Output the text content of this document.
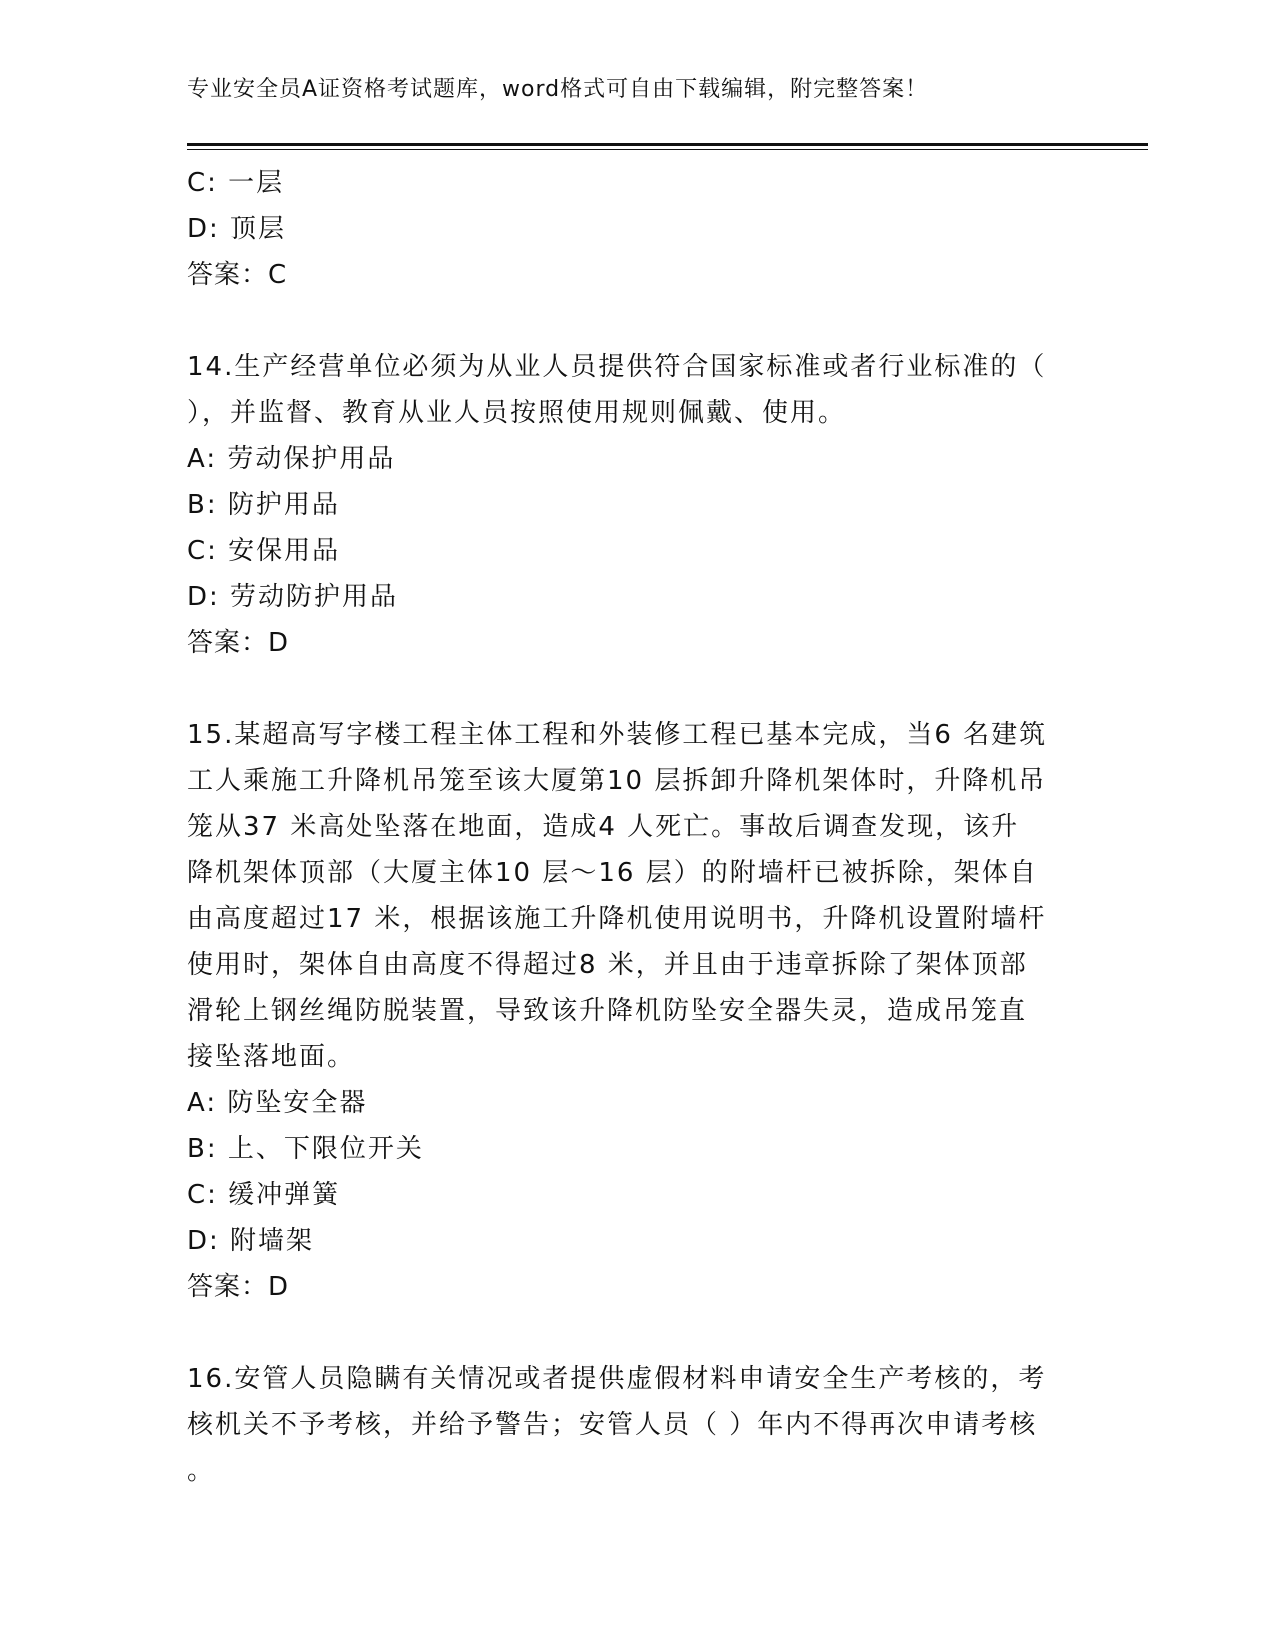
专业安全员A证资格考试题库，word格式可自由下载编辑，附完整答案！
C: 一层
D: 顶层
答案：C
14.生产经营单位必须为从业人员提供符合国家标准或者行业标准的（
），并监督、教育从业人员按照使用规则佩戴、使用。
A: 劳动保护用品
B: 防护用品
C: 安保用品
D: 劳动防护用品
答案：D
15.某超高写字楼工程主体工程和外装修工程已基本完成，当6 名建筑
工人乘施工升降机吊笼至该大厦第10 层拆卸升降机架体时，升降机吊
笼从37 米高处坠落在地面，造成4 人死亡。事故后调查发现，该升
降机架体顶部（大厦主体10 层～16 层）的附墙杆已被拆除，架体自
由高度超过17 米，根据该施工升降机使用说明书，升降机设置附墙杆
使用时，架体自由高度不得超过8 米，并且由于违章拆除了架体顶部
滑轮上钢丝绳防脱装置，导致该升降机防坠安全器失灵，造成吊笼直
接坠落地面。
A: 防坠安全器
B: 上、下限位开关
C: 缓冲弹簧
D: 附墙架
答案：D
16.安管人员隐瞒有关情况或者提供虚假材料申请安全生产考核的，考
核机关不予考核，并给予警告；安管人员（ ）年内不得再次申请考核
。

__WORK TO COMPLETE__.
Go through the entries above and output them exactly, without pictures.

__EXERCISE RESPONSE__.
Output the text content of this document.
专业安全员A证资格考试题库，word格式可自由下载编辑，附完整答案！
C: 一层
D: 顶层
答案：C
14.生产经营单位必须为从业人员提供符合国家标准或者行业标准的（
），并监督、教育从业人员按照使用规则佩戴、使用。
A: 劳动保护用品
B: 防护用品
C: 安保用品
D: 劳动防护用品
答案：D
15.某超高写字楼工程主体工程和外装修工程已基本完成，当6 名建筑
工人乘施工升降机吊笼至该大厦第10 层拆卸升降机架体时，升降机吊
笼从37 米高处坠落在地面，造成4 人死亡。事故后调查发现，该升
降机架体顶部（大厦主体10 层～16 层）的附墙杆已被拆除，架体自
由高度超过17 米，根据该施工升降机使用说明书，升降机设置附墙杆
使用时，架体自由高度不得超过8 米，并且由于违章拆除了架体顶部
滑轮上钢丝绳防脱装置，导致该升降机防坠安全器失灵，造成吊笼直
接坠落地面。
A: 防坠安全器
B: 上、下限位开关
C: 缓冲弹簧
D: 附墙架
答案：D
16.安管人员隐瞒有关情况或者提供虚假材料申请安全生产考核的，考
核机关不予考核，并给予警告；安管人员（ ）年内不得再次申请考核
。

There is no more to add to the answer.